Go through the records and show each line where the word "Картометрический" occurs.

* _RECORDS FOR THE EXERCISE_:
──────────

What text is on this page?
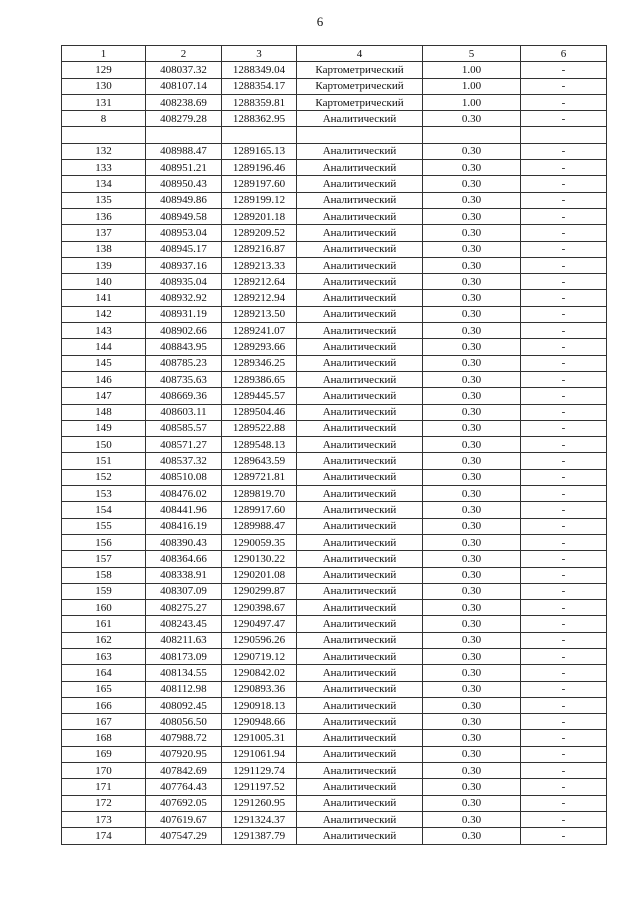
6
1	2	3	4	5	6
129	408037.32	1288349.04	Картометрический	1.00	-
130	408107.14	1288354.17	Картометрический	1.00	-
131	408238.69	1288359.81	Картометрический	1.00	-
8	408279.28	1288362.95	Аналитический	0.30	-

132	408988.47	1289165.13	Аналитический	0.30	-
133	408951.21	1289196.46	Аналитический	0.30	-
134	408950.43	1289197.60	Аналитический	0.30	-
135	408949.86	1289199.12	Аналитический	0.30	-
136	408949.58	1289201.18	Аналитический	0.30	-
137	408953.04	1289209.52	Аналитический	0.30	-
138	408945.17	1289216.87	Аналитический	0.30	-
139	408937.16	1289213.33	Аналитический	0.30	-
140	408935.04	1289212.64	Аналитический	0.30	-
141	408932.92	1289212.94	Аналитический	0.30	-
142	408931.19	1289213.50	Аналитический	0.30	-
143	408902.66	1289241.07	Аналитический	0.30	-
144	408843.95	1289293.66	Аналитический	0.30	-
145	408785.23	1289346.25	Аналитический	0.30	-
146	408735.63	1289386.65	Аналитический	0.30	-
147	408669.36	1289445.57	Аналитический	0.30	-
148	408603.11	1289504.46	Аналитический	0.30	-
149	408585.57	1289522.88	Аналитический	0.30	-
150	408571.27	1289548.13	Аналитический	0.30	-
151	408537.32	1289643.59	Аналитический	0.30	-
152	408510.08	1289721.81	Аналитический	0.30	-
153	408476.02	1289819.70	Аналитический	0.30	-
154	408441.96	1289917.60	Аналитический	0.30	-
155	408416.19	1289988.47	Аналитический	0.30	-
156	408390.43	1290059.35	Аналитический	0.30	-
157	408364.66	1290130.22	Аналитический	0.30	-
158	408338.91	1290201.08	Аналитический	0.30	-
159	408307.09	1290299.87	Аналитический	0.30	-
160	408275.27	1290398.67	Аналитический	0.30	-
161	408243.45	1290497.47	Аналитический	0.30	-
162	408211.63	1290596.26	Аналитический	0.30	-
163	408173.09	1290719.12	Аналитический	0.30	-
164	408134.55	1290842.02	Аналитический	0.30	-
165	408112.98	1290893.36	Аналитический	0.30	-
166	408092.45	1290918.13	Аналитический	0.30	-
167	408056.50	1290948.66	Аналитический	0.30	-
168	407988.72	1291005.31	Аналитический	0.30	-
169	407920.95	1291061.94	Аналитический	0.30	-
170	407842.69	1291129.74	Аналитический	0.30	-
171	407764.43	1291197.52	Аналитический	0.30	-
172	407692.05	1291260.95	Аналитический	0.30	-
173	407619.67	1291324.37	Аналитический	0.30	-
174	407547.29	1291387.79	Аналитический	0.30	-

──────────

* _ANSWER TO THIS EXERCISE_:
129	408037.32	1288349.04	Картометрический	1.00	-
130	408107.14	1288354.17	Картометрический	1.00	-
131	408238.69	1288359.81	Картометрический	1.00	-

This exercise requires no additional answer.